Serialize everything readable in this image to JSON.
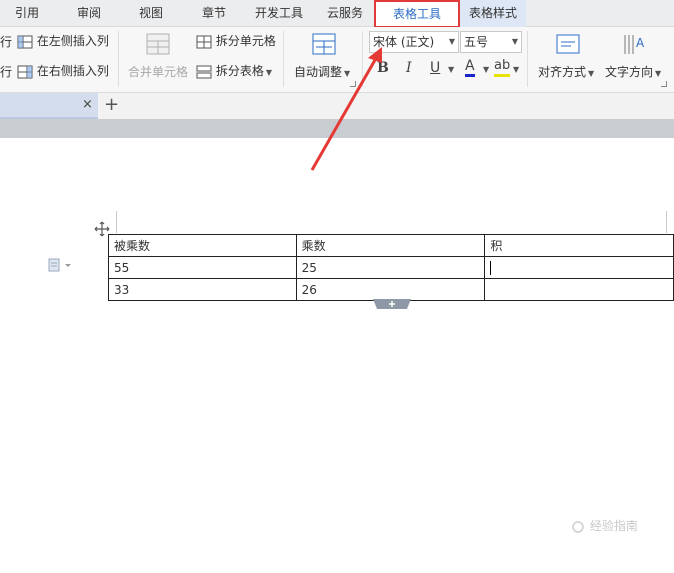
{
  "menu_tabs": [
    "引用",
    "审阅",
    "视图",
    "章节",
    "开发工具",
    "云服务",
    "表格工具",
    "表格样式"
  ],
  "ribbon": {
    "insert_left_row": "行",
    "insert_left_col": "在左侧插入列",
    "insert_right_row": "行",
    "insert_right_col": "在右侧插入列",
    "merge_cells": "合并单元格",
    "split_cells": "拆分单元格",
    "split_table": "拆分表格",
    "auto_fit": "自动调整",
    "font_name": "宋体 (正文)",
    "font_size": "五号",
    "bold": "B",
    "italic": "I",
    "underline": "U",
    "font_color": "A",
    "highlight": "ab",
    "align": "对齐方式",
    "text_direction": "文字方向"
  },
  "doc_tab": {
    "close": "×",
    "new": "+"
  },
  "table": {
    "header": [
      "被乘数",
      "乘数",
      "积"
    ],
    "rows": [
      [
        "55",
        "25",
        ""
      ],
      [
        "33",
        "26",
        ""
      ]
    ]
  },
  "watermark": "经验指南",
  "colors": {
    "accent": "#2b6cc4",
    "highlight_border": "#e03a3a",
    "annotation_arrow": "#e53935"
  }
}
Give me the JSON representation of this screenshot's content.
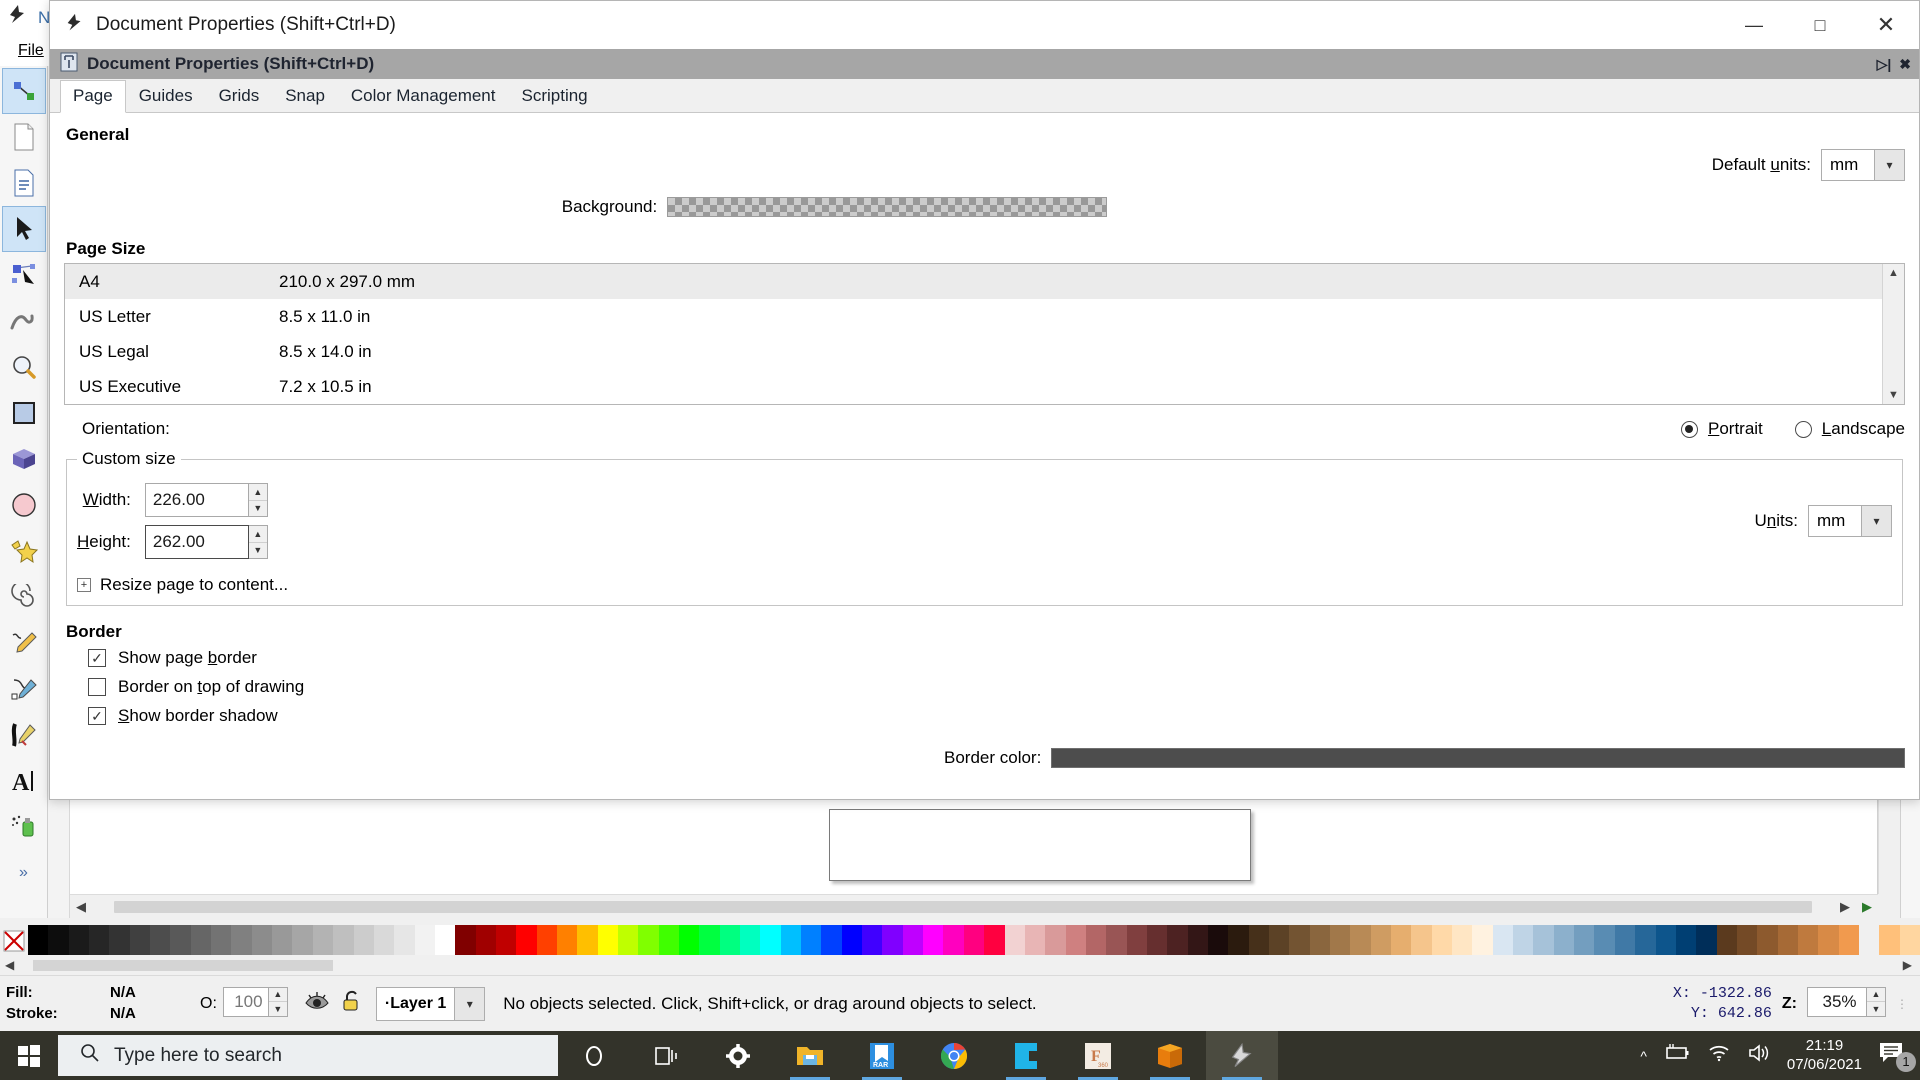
{
  "app": {
    "title": "N",
    "menu": [
      "File"
    ],
    "tool_icons": [
      "node-editor-icon",
      "new-document-icon",
      "document-properties-icon",
      "selector-arrow-icon",
      "node-tool-icon",
      "tweak-tool-icon",
      "zoom-tool-icon",
      "rectangle-tool-icon",
      "box-3d-tool-icon",
      "ellipse-tool-icon",
      "star-tool-icon",
      "spiral-tool-icon",
      "pencil-tool-icon",
      "bezier-tool-icon",
      "calligraphy-tool-icon",
      "text-tool-icon",
      "spray-tool-icon",
      "more-tools-icon"
    ]
  },
  "dialog": {
    "window_title": "Document Properties (Shift+Ctrl+D)",
    "dock_title": "Document Properties (Shift+Ctrl+D)",
    "minimize_icon": "minimize-icon",
    "maximize_icon": "maximize-icon",
    "close_icon": "close-icon",
    "dock_float_icon": "dock-float-icon",
    "dock_close_icon": "dock-close-icon",
    "tabs": [
      {
        "label": "Page",
        "active": true
      },
      {
        "label": "Guides",
        "active": false
      },
      {
        "label": "Grids",
        "active": false
      },
      {
        "label": "Snap",
        "active": false
      },
      {
        "label": "Color Management",
        "active": false
      },
      {
        "label": "Scripting",
        "active": false
      }
    ],
    "general": {
      "heading": "General",
      "default_units_label": "Default units:",
      "default_units_value": "mm",
      "background_label": "Background:",
      "background_swatch": "transparent-checkerboard"
    },
    "page_size": {
      "heading": "Page Size",
      "rows": [
        {
          "name": "A4",
          "dims": "210.0 x 297.0 mm",
          "selected": true
        },
        {
          "name": "US Letter",
          "dims": "8.5 x 11.0 in",
          "selected": false
        },
        {
          "name": "US Legal",
          "dims": "8.5 x 14.0 in",
          "selected": false
        },
        {
          "name": "US Executive",
          "dims": "7.2 x 10.5 in",
          "selected": false
        }
      ]
    },
    "orientation": {
      "label": "Orientation:",
      "portrait_label": "Portrait",
      "landscape_label": "Landscape",
      "selected": "Portrait"
    },
    "custom_size": {
      "legend": "Custom size",
      "width_label": "Width:",
      "width_value": "226.00",
      "height_label": "Height:",
      "height_value": "262.00",
      "units_label": "Units:",
      "units_value": "mm",
      "resize_label": "Resize page to content...",
      "expander_icon": "expander-plus-icon"
    },
    "border": {
      "heading": "Border",
      "items": [
        {
          "label": "Show page border",
          "checked": true
        },
        {
          "label": "Border on top of drawing",
          "checked": false
        },
        {
          "label": "Show border shadow",
          "checked": true
        }
      ],
      "color_label": "Border color:",
      "color_value": "#4d4d4d"
    }
  },
  "statusbar": {
    "fill_label": "Fill:",
    "fill_value": "N/A",
    "stroke_label": "Stroke:",
    "stroke_value": "N/A",
    "opacity_label": "O:",
    "opacity_value": "100",
    "eye_icon": "eye-icon",
    "lock_icon": "unlocked-padlock-icon",
    "layer_value": "Layer 1",
    "message": "No objects selected. Click, Shift+click, or drag around objects to select.",
    "x_label": "X:",
    "x_value": "-1322.86",
    "y_label": "Y:",
    "y_value": "642.86",
    "zoom_label": "Z:",
    "zoom_value": "35%"
  },
  "taskbar": {
    "start_icon": "windows-start-icon",
    "search_icon": "search-icon",
    "search_placeholder": "Type here to search",
    "apps": [
      {
        "name": "cortana-icon",
        "active": false,
        "running": false
      },
      {
        "name": "task-view-icon",
        "active": false,
        "running": false
      },
      {
        "name": "settings-gear-icon",
        "active": false,
        "running": false
      },
      {
        "name": "file-explorer-icon",
        "active": false,
        "running": true
      },
      {
        "name": "winrar-icon",
        "active": false,
        "running": true
      },
      {
        "name": "google-chrome-icon",
        "active": false,
        "running": false
      },
      {
        "name": "camtasia-icon",
        "active": false,
        "running": true
      },
      {
        "name": "fusion360-icon",
        "active": false,
        "running": true
      },
      {
        "name": "blender-icon",
        "active": false,
        "running": true
      },
      {
        "name": "inkscape-icon",
        "active": true,
        "running": true
      }
    ],
    "tray": {
      "chevron_icon": "show-hidden-icons-chevron",
      "battery_icon": "battery-charging-icon",
      "wifi_icon": "wifi-icon",
      "volume_icon": "speaker-icon",
      "time": "21:19",
      "date": "07/06/2021",
      "notification_icon": "action-center-icon",
      "notification_count": "1"
    }
  },
  "palette_colors": [
    "#000000",
    "#0d0d0d",
    "#1a1a1a",
    "#262626",
    "#333333",
    "#404040",
    "#4d4d4d",
    "#595959",
    "#666666",
    "#737373",
    "#808080",
    "#8c8c8c",
    "#999999",
    "#a6a6a6",
    "#b3b3b3",
    "#bfbfbf",
    "#cccccc",
    "#d9d9d9",
    "#e6e6e6",
    "#f2f2f2",
    "#ffffff",
    "#800000",
    "#a00000",
    "#c00000",
    "#ff0000",
    "#ff4000",
    "#ff8000",
    "#ffbf00",
    "#ffff00",
    "#bfff00",
    "#80ff00",
    "#40ff00",
    "#00ff00",
    "#00ff40",
    "#00ff80",
    "#00ffbf",
    "#00ffff",
    "#00bfff",
    "#0080ff",
    "#0040ff",
    "#0000ff",
    "#4000ff",
    "#8000ff",
    "#bf00ff",
    "#ff00ff",
    "#ff00bf",
    "#ff0080",
    "#ff0040",
    "#f2d2d2",
    "#e8b5b5",
    "#d99a9a",
    "#cf8080",
    "#b36666",
    "#995555",
    "#803f3f",
    "#662f2f",
    "#4d2222",
    "#331616",
    "#1a0b0b",
    "#2b1b0e",
    "#46301a",
    "#5c4226",
    "#735432",
    "#8a663e",
    "#a1784a",
    "#b88a56",
    "#cf9c62",
    "#e6ae6e",
    "#f5c58c",
    "#ffd9a8",
    "#ffe6c4",
    "#fff2e0",
    "#d9e6f2",
    "#bfd4e6",
    "#a6c2d9",
    "#8cb0cc",
    "#739ebf",
    "#598cb3",
    "#4079a6",
    "#266799",
    "#0d558c",
    "#003f73",
    "#002e59",
    "#5b3a1e",
    "#744a26",
    "#8d5a2e",
    "#a66a36",
    "#bf7a3e",
    "#d88a46",
    "#f19a4e",
    "#ff aa56",
    "#ffc07a",
    "#ffd6a0"
  ]
}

◆ **THE EXERCISE**
Copy each line of the listing in which the word "Portrait" can be found.

◆ **FINISHED ANSWER**
      "portrait_label": "Portrait",
      "selected": "Portrait"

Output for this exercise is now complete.